The request :: Across all the lines below, how many contain the string "配置文件"? Please reply with the number only.

Records from a data collection
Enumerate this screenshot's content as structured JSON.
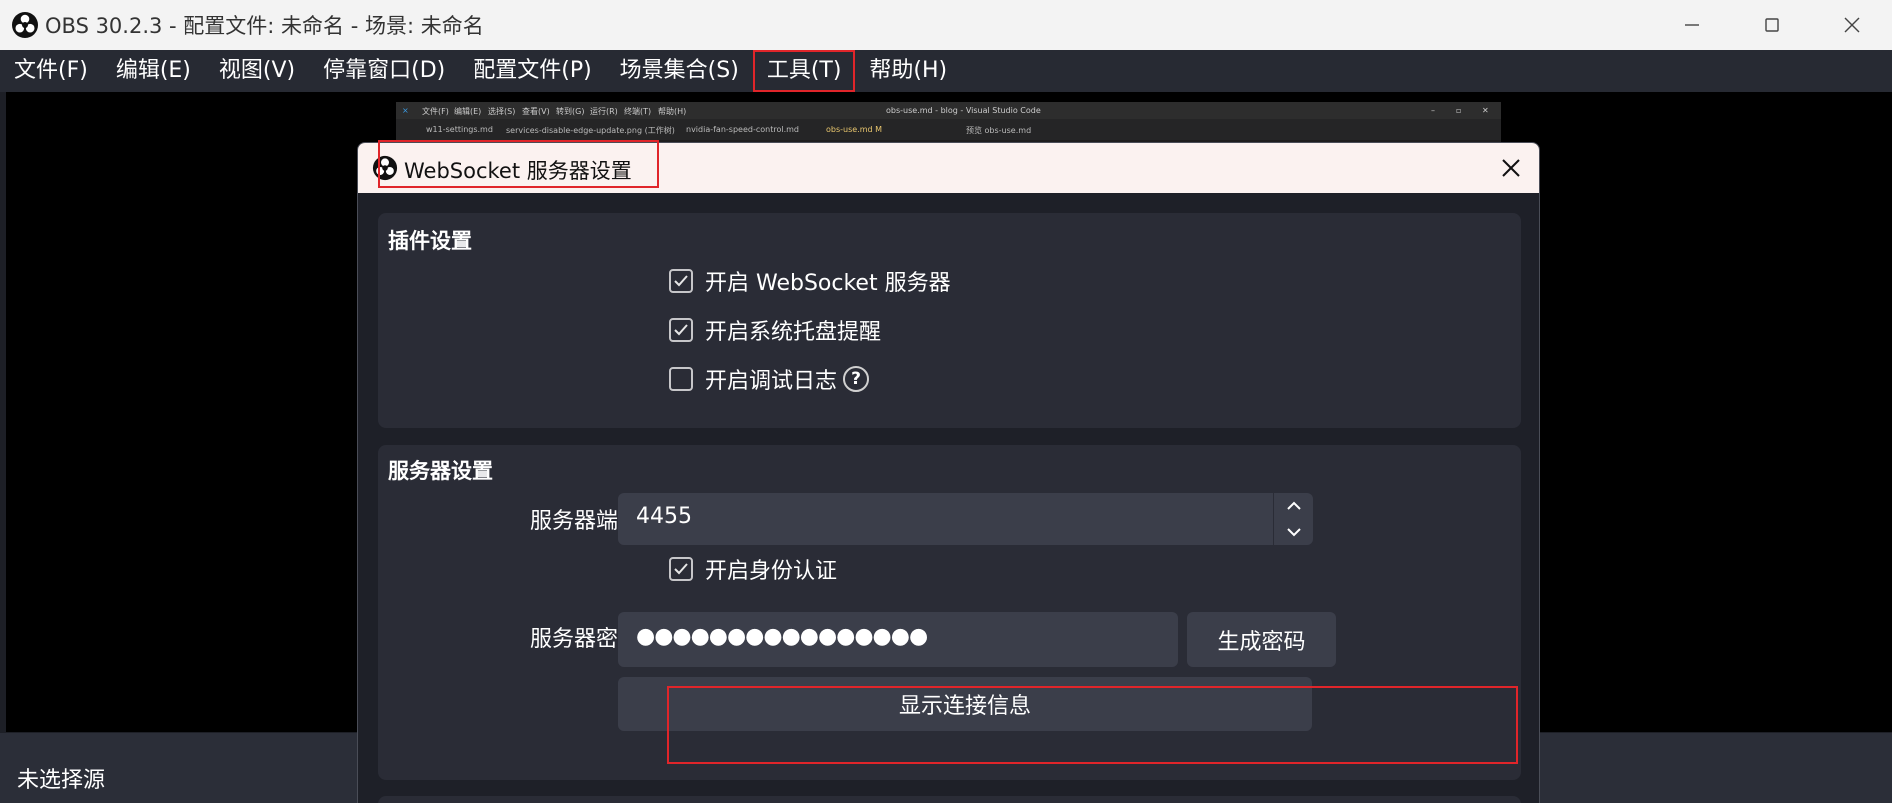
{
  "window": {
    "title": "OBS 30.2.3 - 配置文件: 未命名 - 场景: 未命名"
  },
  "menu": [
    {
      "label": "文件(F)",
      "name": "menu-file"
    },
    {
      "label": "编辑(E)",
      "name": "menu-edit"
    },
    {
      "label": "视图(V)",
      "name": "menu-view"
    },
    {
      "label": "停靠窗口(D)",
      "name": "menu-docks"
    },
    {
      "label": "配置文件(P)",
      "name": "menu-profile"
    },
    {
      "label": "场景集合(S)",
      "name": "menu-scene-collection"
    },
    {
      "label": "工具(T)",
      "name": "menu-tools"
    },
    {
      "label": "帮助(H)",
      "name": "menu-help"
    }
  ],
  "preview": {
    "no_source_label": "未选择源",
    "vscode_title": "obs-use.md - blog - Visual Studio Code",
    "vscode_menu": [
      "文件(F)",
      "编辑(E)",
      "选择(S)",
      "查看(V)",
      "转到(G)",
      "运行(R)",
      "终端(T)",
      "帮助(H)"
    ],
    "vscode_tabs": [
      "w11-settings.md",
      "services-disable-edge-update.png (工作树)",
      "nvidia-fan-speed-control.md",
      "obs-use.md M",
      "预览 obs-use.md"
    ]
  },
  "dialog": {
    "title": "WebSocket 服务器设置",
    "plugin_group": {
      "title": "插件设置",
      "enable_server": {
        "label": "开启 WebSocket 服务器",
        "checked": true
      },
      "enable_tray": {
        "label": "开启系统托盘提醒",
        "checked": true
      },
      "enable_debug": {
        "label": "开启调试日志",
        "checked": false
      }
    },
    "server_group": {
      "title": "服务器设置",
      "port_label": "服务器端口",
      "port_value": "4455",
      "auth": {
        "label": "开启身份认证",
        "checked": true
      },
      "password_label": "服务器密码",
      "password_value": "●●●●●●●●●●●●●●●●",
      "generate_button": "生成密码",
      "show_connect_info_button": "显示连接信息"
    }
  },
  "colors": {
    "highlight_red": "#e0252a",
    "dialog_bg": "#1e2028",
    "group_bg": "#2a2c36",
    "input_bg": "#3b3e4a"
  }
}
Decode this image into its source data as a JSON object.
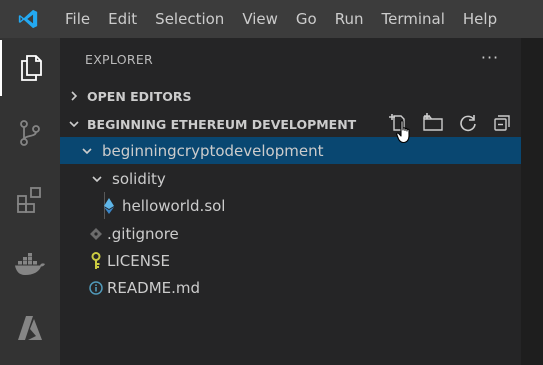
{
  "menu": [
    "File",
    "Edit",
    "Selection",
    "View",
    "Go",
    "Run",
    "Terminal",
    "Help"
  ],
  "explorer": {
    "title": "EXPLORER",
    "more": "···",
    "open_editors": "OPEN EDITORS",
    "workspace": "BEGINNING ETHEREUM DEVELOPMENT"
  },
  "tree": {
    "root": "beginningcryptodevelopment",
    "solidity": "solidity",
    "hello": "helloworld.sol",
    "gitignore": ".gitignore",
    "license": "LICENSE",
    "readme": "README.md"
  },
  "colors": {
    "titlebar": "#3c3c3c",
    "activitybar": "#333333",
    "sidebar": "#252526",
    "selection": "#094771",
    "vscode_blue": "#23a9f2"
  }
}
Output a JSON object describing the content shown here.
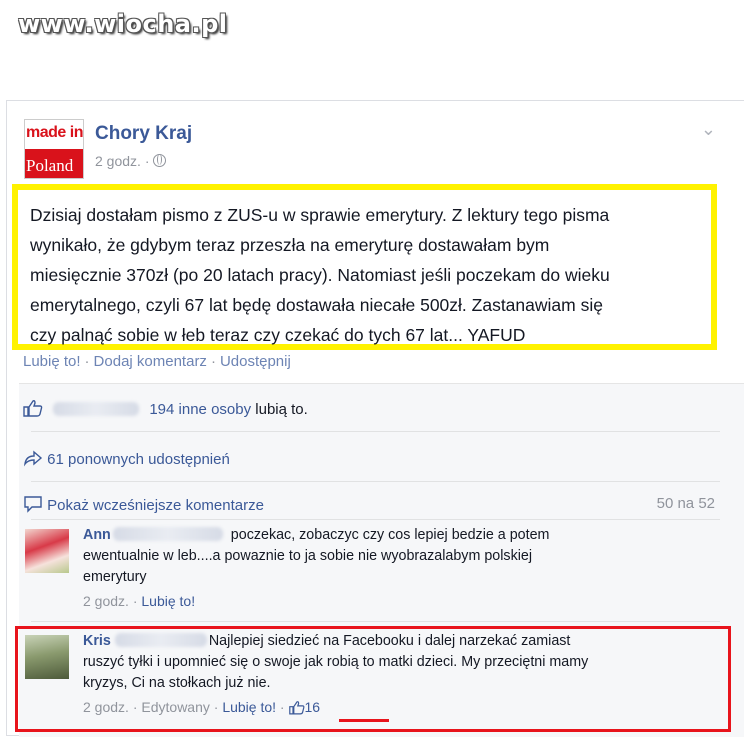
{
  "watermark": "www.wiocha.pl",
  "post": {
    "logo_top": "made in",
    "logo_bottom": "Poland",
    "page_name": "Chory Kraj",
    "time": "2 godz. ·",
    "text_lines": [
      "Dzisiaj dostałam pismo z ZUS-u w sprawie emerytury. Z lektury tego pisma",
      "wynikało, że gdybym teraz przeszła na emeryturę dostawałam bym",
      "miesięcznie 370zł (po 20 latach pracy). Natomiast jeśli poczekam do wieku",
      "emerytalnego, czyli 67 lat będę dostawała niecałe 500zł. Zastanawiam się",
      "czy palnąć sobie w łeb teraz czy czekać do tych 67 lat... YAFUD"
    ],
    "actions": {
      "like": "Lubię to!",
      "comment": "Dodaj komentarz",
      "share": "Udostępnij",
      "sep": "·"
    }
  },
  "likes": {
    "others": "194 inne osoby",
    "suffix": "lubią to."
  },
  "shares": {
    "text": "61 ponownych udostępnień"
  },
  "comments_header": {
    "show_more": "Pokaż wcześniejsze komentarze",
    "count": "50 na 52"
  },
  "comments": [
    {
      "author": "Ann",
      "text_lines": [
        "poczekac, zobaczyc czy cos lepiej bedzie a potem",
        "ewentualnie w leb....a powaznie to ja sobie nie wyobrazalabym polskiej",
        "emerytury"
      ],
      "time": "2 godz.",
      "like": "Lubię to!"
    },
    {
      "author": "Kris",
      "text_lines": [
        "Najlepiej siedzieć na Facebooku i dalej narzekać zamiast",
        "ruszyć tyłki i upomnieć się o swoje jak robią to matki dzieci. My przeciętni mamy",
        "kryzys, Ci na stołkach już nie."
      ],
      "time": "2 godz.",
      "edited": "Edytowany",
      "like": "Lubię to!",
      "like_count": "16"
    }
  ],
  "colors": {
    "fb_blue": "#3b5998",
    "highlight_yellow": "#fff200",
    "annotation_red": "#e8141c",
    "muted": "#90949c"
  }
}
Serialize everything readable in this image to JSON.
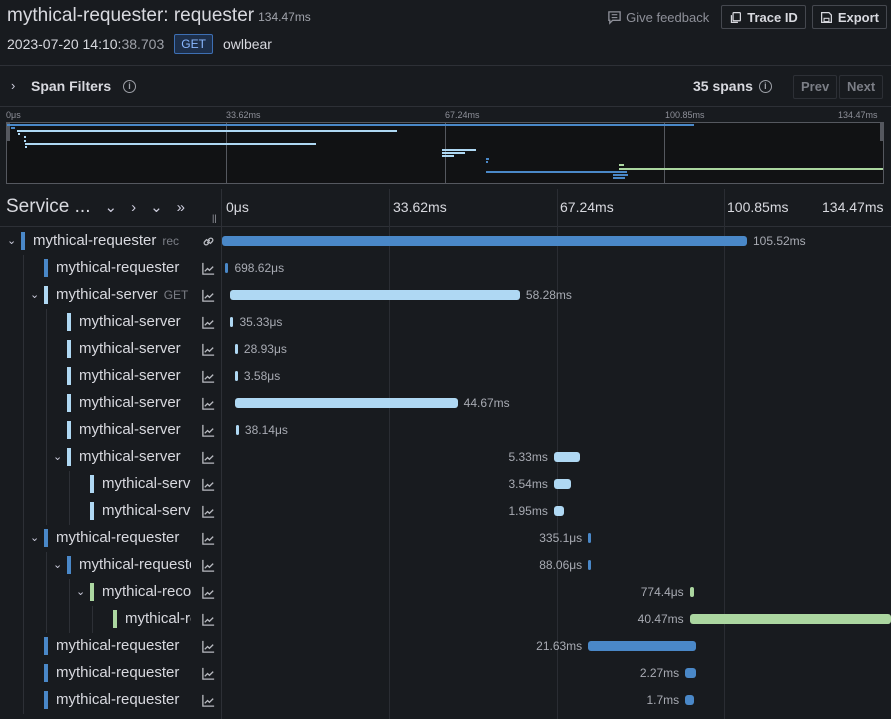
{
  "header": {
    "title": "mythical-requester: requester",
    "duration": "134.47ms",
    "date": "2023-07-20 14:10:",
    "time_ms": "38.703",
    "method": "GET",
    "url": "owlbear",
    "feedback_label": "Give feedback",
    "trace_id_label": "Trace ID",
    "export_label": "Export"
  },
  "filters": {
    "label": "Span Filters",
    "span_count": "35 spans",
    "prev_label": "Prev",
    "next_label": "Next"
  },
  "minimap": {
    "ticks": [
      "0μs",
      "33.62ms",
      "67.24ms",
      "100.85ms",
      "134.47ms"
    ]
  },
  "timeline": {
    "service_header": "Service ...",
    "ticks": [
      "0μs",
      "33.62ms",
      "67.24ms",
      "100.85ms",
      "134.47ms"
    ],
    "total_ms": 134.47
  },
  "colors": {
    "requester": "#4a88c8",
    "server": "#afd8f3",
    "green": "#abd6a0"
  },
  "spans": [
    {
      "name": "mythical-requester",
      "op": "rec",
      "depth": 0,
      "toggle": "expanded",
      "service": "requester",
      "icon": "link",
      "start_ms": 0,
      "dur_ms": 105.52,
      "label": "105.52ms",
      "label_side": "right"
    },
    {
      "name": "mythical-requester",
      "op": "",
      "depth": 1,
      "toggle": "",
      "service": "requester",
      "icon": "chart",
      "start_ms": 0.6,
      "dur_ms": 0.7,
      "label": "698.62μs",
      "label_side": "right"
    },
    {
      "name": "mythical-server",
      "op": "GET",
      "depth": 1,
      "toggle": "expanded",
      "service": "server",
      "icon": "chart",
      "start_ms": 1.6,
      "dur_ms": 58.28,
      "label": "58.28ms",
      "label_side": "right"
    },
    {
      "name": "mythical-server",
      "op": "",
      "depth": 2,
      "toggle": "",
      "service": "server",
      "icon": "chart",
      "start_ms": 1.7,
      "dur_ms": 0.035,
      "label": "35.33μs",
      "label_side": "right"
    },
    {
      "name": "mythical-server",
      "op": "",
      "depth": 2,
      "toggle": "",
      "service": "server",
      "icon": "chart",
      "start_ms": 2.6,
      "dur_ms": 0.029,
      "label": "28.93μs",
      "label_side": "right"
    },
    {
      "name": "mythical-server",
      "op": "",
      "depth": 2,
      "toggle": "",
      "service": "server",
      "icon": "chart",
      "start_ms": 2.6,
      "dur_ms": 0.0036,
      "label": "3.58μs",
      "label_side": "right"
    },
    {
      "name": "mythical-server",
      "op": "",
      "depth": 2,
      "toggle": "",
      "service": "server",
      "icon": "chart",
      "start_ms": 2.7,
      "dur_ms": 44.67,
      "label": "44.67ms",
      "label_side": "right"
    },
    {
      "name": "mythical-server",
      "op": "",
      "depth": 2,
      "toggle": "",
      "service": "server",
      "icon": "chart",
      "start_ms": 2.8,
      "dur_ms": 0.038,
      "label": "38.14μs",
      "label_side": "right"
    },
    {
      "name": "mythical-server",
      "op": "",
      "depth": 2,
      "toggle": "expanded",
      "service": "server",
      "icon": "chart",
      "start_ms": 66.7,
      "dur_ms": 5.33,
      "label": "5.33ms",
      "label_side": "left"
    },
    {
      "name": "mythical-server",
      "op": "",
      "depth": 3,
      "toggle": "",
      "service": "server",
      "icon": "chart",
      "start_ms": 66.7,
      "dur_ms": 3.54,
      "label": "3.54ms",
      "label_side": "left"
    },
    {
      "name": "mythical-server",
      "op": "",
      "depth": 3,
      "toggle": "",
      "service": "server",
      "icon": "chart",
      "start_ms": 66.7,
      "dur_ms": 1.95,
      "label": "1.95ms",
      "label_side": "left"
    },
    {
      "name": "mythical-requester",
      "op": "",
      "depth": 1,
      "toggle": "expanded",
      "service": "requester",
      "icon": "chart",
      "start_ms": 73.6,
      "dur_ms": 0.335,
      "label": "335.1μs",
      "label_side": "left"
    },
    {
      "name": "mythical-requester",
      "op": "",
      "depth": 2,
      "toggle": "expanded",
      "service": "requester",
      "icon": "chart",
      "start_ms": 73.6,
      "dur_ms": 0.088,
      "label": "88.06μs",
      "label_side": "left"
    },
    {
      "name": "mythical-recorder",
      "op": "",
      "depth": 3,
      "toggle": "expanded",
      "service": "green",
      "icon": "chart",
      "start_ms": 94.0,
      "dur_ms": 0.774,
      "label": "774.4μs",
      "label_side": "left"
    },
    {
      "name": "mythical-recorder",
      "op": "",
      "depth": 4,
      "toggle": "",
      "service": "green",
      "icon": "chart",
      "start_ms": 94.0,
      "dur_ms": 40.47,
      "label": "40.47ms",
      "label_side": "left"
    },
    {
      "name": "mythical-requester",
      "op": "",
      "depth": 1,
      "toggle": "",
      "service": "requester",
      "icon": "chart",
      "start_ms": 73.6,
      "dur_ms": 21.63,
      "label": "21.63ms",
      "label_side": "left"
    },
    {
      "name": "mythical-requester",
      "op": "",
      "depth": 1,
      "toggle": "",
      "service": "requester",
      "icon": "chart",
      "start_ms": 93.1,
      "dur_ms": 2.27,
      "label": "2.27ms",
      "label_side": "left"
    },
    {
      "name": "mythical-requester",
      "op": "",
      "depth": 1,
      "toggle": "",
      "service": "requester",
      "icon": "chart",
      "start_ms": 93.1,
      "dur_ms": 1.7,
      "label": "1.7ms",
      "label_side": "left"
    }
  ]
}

Solved problem :: 2